### [Set exercise]
Transcribe these lines word for word.

### [Material provided]
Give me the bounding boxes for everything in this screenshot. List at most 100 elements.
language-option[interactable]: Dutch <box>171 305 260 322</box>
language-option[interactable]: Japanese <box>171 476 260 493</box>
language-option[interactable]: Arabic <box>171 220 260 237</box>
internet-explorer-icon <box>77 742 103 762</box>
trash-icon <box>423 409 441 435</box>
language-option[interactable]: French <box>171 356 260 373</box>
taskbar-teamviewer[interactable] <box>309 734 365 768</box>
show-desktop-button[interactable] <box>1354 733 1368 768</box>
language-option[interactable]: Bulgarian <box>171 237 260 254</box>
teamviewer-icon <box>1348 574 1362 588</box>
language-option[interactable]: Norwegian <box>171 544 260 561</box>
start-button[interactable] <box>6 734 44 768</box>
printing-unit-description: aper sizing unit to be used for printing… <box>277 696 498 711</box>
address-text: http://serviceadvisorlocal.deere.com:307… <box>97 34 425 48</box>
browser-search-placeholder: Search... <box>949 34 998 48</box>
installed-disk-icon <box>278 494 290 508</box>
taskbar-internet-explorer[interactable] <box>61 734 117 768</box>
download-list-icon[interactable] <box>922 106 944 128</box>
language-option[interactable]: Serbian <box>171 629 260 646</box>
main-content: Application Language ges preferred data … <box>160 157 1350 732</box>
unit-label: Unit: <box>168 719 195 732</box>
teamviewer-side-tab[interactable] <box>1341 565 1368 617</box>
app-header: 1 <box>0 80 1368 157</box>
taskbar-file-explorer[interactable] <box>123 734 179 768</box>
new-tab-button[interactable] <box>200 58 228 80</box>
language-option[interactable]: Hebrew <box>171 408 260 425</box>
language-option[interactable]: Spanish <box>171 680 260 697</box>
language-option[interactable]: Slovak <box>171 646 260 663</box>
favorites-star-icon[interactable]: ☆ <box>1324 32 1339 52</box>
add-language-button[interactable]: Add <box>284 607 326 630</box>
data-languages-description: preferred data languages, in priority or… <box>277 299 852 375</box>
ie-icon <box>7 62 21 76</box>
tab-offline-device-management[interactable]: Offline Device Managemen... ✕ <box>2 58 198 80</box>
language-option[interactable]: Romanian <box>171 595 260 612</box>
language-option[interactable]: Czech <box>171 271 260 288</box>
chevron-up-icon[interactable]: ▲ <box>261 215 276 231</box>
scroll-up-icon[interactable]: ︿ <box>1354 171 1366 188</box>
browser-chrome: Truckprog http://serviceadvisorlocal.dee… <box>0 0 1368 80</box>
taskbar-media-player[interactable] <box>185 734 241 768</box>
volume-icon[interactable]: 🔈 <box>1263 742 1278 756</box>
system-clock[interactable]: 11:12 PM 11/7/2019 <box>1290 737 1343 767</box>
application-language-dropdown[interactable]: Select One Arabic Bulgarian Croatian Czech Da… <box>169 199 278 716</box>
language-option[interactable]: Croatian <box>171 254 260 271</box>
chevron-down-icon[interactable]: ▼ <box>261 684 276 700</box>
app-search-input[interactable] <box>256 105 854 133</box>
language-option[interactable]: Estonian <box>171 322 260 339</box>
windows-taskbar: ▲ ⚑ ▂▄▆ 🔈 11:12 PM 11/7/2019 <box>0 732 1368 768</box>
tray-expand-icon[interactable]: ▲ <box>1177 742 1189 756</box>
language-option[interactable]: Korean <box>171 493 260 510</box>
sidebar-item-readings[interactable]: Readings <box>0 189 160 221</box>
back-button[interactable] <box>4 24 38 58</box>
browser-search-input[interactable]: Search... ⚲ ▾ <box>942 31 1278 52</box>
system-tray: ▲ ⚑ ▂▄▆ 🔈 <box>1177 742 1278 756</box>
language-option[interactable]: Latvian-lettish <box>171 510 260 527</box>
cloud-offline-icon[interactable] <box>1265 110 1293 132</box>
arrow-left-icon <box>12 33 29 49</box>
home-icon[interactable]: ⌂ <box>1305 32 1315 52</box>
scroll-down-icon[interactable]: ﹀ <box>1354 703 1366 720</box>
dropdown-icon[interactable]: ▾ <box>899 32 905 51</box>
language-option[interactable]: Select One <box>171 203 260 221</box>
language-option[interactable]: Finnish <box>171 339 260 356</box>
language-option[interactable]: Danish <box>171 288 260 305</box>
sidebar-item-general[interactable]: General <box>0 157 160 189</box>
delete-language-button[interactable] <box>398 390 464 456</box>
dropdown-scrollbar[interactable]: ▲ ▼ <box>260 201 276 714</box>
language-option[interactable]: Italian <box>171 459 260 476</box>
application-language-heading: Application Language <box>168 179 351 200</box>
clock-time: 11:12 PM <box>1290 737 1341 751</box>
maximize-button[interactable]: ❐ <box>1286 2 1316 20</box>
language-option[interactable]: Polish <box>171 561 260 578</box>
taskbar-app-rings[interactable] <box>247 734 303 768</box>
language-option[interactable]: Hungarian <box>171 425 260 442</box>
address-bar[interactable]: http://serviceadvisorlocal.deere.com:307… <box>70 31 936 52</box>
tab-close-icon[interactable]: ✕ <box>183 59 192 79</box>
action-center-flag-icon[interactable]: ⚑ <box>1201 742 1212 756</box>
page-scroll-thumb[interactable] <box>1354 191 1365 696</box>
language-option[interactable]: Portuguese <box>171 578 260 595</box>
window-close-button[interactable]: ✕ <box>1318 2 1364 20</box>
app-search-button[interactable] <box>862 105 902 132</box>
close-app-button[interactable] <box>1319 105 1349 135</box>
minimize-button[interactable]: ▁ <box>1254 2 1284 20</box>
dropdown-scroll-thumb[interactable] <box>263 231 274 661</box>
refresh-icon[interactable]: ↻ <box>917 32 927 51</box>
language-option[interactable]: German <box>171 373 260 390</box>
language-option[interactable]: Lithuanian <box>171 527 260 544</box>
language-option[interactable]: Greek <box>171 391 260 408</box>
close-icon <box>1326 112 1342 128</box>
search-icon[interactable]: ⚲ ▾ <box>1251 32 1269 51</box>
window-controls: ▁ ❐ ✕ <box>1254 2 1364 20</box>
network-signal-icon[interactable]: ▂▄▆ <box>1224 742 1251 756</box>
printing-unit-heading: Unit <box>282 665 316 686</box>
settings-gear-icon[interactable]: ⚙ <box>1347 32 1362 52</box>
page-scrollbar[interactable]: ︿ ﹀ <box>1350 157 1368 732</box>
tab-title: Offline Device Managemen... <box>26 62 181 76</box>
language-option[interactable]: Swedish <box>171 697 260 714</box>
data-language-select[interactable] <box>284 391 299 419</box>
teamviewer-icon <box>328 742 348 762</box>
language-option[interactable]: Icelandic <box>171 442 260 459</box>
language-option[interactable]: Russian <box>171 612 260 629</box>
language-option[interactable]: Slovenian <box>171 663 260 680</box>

### [Worked solution]
Give me the bounding boxes for everything in this screenshot. List at most 100 elements.
language-option[interactable]: Dutch <box>171 305 260 322</box>
language-option[interactable]: Japanese <box>171 476 260 493</box>
language-option[interactable]: Arabic <box>171 220 260 237</box>
internet-explorer-icon <box>77 742 103 762</box>
trash-icon <box>423 409 441 435</box>
language-option[interactable]: French <box>171 356 260 373</box>
taskbar-teamviewer[interactable] <box>309 734 365 768</box>
show-desktop-button[interactable] <box>1354 733 1368 768</box>
language-option[interactable]: Bulgarian <box>171 237 260 254</box>
teamviewer-icon <box>1348 574 1362 588</box>
language-option[interactable]: Norwegian <box>171 544 260 561</box>
start-button[interactable] <box>6 734 44 768</box>
printing-unit-description: aper sizing unit to be used for printing… <box>277 696 498 711</box>
address-text: http://serviceadvisorlocal.deere.com:307… <box>97 34 425 48</box>
browser-search-placeholder: Search... <box>949 34 998 48</box>
installed-disk-icon <box>278 494 290 508</box>
taskbar-internet-explorer[interactable] <box>61 734 117 768</box>
download-list-icon[interactable] <box>922 106 944 128</box>
language-option[interactable]: Serbian <box>171 629 260 646</box>
main-content: Application Language ges preferred data … <box>160 157 1350 732</box>
unit-label: Unit: <box>168 719 195 732</box>
teamviewer-side-tab[interactable] <box>1341 565 1368 617</box>
app-header: 1 <box>0 80 1368 157</box>
taskbar-file-explorer[interactable] <box>123 734 179 768</box>
new-tab-button[interactable] <box>200 58 228 80</box>
language-option[interactable]: Hebrew <box>171 408 260 425</box>
language-option[interactable]: Spanish <box>171 680 260 697</box>
language-option[interactable]: Slovak <box>171 646 260 663</box>
favorites-star-icon[interactable]: ☆ <box>1324 32 1339 52</box>
add-language-button[interactable]: Add <box>284 607 326 630</box>
data-languages-description: preferred data languages, in priority or… <box>277 299 852 375</box>
ie-icon <box>7 62 21 76</box>
tab-offline-device-management[interactable]: Offline Device Managemen... ✕ <box>2 58 198 80</box>
language-option[interactable]: Romanian <box>171 595 260 612</box>
language-option[interactable]: Czech <box>171 271 260 288</box>
chevron-up-icon[interactable]: ▲ <box>261 215 276 231</box>
scroll-up-icon[interactable]: ︿ <box>1354 171 1366 188</box>
browser-chrome: Truckprog http://serviceadvisorlocal.dee… <box>0 0 1368 80</box>
taskbar-media-player[interactable] <box>185 734 241 768</box>
volume-icon[interactable]: 🔈 <box>1263 742 1278 756</box>
system-clock[interactable]: 11:12 PM 11/7/2019 <box>1290 737 1343 767</box>
application-language-dropdown[interactable]: Select One Arabic Bulgarian Croatian Czech Da… <box>169 199 278 716</box>
language-option[interactable]: Croatian <box>171 254 260 271</box>
chevron-down-icon[interactable]: ▼ <box>261 684 276 700</box>
app-search-input[interactable] <box>256 105 854 133</box>
language-option[interactable]: Estonian <box>171 322 260 339</box>
windows-taskbar: ▲ ⚑ ▂▄▆ 🔈 11:12 PM 11/7/2019 <box>0 732 1368 768</box>
tray-expand-icon[interactable]: ▲ <box>1177 742 1189 756</box>
language-option[interactable]: Korean <box>171 493 260 510</box>
sidebar-item-readings[interactable]: Readings <box>0 189 160 221</box>
back-button[interactable] <box>4 24 38 58</box>
browser-search-input[interactable]: Search... ⚲ ▾ <box>942 31 1278 52</box>
system-tray: ▲ ⚑ ▂▄▆ 🔈 <box>1177 742 1278 756</box>
language-option[interactable]: Latvian-lettish <box>171 510 260 527</box>
cloud-offline-icon[interactable] <box>1265 110 1293 132</box>
arrow-left-icon <box>12 33 29 49</box>
home-icon[interactable]: ⌂ <box>1305 32 1315 52</box>
scroll-down-icon[interactable]: ﹀ <box>1354 703 1366 720</box>
dropdown-icon[interactable]: ▾ <box>899 32 905 51</box>
language-option[interactable]: Select One <box>171 203 260 221</box>
language-option[interactable]: Finnish <box>171 339 260 356</box>
language-option[interactable]: Danish <box>171 288 260 305</box>
sidebar-item-general[interactable]: General <box>0 157 160 189</box>
delete-language-button[interactable] <box>398 390 464 456</box>
dropdown-scrollbar[interactable]: ▲ ▼ <box>260 201 276 714</box>
language-option[interactable]: Italian <box>171 459 260 476</box>
application-language-heading: Application Language <box>168 179 351 200</box>
clock-time: 11:12 PM <box>1290 737 1341 751</box>
maximize-button[interactable]: ❐ <box>1286 2 1316 20</box>
language-option[interactable]: Polish <box>171 561 260 578</box>
taskbar-app-rings[interactable] <box>247 734 303 768</box>
language-option[interactable]: Hungarian <box>171 425 260 442</box>
address-bar[interactable]: http://serviceadvisorlocal.deere.com:307… <box>70 31 936 52</box>
tab-close-icon[interactable]: ✕ <box>183 59 192 79</box>
action-center-flag-icon[interactable]: ⚑ <box>1201 742 1212 756</box>
page-scroll-thumb[interactable] <box>1354 191 1365 696</box>
language-option[interactable]: Portuguese <box>171 578 260 595</box>
window-close-button[interactable]: ✕ <box>1318 2 1364 20</box>
app-search-button[interactable] <box>862 105 902 132</box>
close-app-button[interactable] <box>1319 105 1349 135</box>
minimize-button[interactable]: ▁ <box>1254 2 1284 20</box>
dropdown-scroll-thumb[interactable] <box>263 231 274 661</box>
refresh-icon[interactable]: ↻ <box>917 32 927 51</box>
language-option[interactable]: German <box>171 373 260 390</box>
language-option[interactable]: Lithuanian <box>171 527 260 544</box>
language-option[interactable]: Greek <box>171 391 260 408</box>
close-icon <box>1326 112 1342 128</box>
search-icon[interactable]: ⚲ ▾ <box>1251 32 1269 51</box>
window-controls: ▁ ❐ ✕ <box>1254 2 1364 20</box>
network-signal-icon[interactable]: ▂▄▆ <box>1224 742 1251 756</box>
printing-unit-heading: Unit <box>282 665 316 686</box>
settings-gear-icon[interactable]: ⚙ <box>1347 32 1362 52</box>
page-scrollbar[interactable]: ︿ ﹀ <box>1350 157 1368 732</box>
tab-title: Offline Device Managemen... <box>26 62 181 76</box>
language-option[interactable]: Swedish <box>171 697 260 714</box>
data-language-select[interactable] <box>284 391 299 419</box>
teamviewer-icon <box>328 742 348 762</box>
language-option[interactable]: Icelandic <box>171 442 260 459</box>
language-option[interactable]: Russian <box>171 612 260 629</box>
language-option[interactable]: Slovenian <box>171 663 260 680</box>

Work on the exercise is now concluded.